▶ [Exercise prompt]
Extend the passage on FF&E reserve income, picking up right after its final sentence.

▶ [Selected text]
FF&E reserve income represents amounts paid by certain of our hotel tenants into restricted accounts owned by us, the purpose of which is to accumulate funds for future capital expenditures. The terms of our hotel leases require these amounts to be calculated as a percentage of total sales at our hotels. The increase in FF&E reserve income is the result of increased sales at certain of our leased hotels and increased FF&E contribution percentages by certain of our tenants.  We do not report the amounts, if any, which are escrowed as FF&E reserves for our managed hotels as FF&E reserve income.

▶ [Stored records]
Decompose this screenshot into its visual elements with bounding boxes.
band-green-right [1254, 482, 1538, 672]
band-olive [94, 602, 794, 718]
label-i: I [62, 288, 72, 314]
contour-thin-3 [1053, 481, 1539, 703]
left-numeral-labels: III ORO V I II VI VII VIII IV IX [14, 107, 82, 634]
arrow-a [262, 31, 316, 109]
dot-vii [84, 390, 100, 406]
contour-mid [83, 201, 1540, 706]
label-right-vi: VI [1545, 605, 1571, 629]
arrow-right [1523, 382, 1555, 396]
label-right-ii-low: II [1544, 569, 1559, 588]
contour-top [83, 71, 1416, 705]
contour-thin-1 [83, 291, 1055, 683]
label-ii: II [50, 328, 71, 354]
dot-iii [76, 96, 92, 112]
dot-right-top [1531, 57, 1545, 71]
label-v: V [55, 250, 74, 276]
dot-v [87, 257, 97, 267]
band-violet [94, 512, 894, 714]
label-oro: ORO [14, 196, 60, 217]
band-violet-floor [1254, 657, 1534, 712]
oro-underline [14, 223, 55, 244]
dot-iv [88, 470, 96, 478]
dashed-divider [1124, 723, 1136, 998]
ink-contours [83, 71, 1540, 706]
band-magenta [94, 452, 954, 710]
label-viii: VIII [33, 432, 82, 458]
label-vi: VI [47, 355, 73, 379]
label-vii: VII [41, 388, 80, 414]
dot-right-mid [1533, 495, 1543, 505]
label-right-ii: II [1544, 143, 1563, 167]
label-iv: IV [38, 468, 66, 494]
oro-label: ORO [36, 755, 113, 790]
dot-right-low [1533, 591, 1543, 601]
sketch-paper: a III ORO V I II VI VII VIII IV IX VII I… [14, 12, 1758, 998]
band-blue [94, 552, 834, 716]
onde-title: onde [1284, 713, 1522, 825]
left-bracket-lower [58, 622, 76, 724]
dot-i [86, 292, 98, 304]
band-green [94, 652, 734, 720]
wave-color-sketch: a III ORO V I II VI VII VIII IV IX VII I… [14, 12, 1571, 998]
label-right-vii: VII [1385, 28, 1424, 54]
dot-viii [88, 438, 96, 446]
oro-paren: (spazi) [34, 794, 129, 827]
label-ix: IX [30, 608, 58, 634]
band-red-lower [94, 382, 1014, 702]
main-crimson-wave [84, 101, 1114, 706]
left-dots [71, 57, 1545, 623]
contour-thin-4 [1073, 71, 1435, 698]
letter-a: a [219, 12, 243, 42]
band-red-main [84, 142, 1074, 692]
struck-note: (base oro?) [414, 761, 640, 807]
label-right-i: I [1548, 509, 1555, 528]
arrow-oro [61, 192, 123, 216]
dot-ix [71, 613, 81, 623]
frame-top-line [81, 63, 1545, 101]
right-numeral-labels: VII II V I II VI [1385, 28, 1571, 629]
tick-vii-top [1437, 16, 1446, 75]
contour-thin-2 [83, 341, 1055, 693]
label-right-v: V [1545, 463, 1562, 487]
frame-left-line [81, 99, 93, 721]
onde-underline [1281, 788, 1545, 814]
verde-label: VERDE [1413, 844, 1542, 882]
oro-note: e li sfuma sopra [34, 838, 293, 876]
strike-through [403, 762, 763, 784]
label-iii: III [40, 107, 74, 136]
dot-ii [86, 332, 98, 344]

▶ [Exercise result]
The increase in hotel operating expenses was primarily caused by increased expenses at certain of our managed hotels resulting primarily from higher occupancies and general expense increases ($21,685), the effect of our acquisitions since July 1, 2013 ($4,470) and the reduction in the amount of minimum return shortfalls funded by our managers ($5,184), partially offset by the effects of our hotel dispositions since July 1, 2013 ($888) and by operating expense decreases at certain properties undergoing renovations during the 2014 period due to lower occupancies ($753).  Certain of our managed hotel portfolios had net operating results that were, in the aggregate, $8,782 and $15,258 less than the minimum returns due to us in the three months ended September 30, 2014 and 2013, respectively.  When the managers of these hotels fund the shortfalls under the terms of our operating agreements or their guarantees, we reflect such fundings (including security deposit applications) in our condensed consolidated statements of income and comprehensive income as a reduction of hotel operating expenses. The reduction to hotel operating expenses was $42 and $4,445 in the three months ended September 30, 2014 and 2013, respectively. We had shortfalls at certain of our managed hotel portfolios not funded by the managers of these hotels under the terms of our operating agreements of $8,740 and $10,813 during the three months ended September 30, 2014 and 2013, respectively, which represents the unguaranteed portion of our minimum returns from Marriott and Sonesta.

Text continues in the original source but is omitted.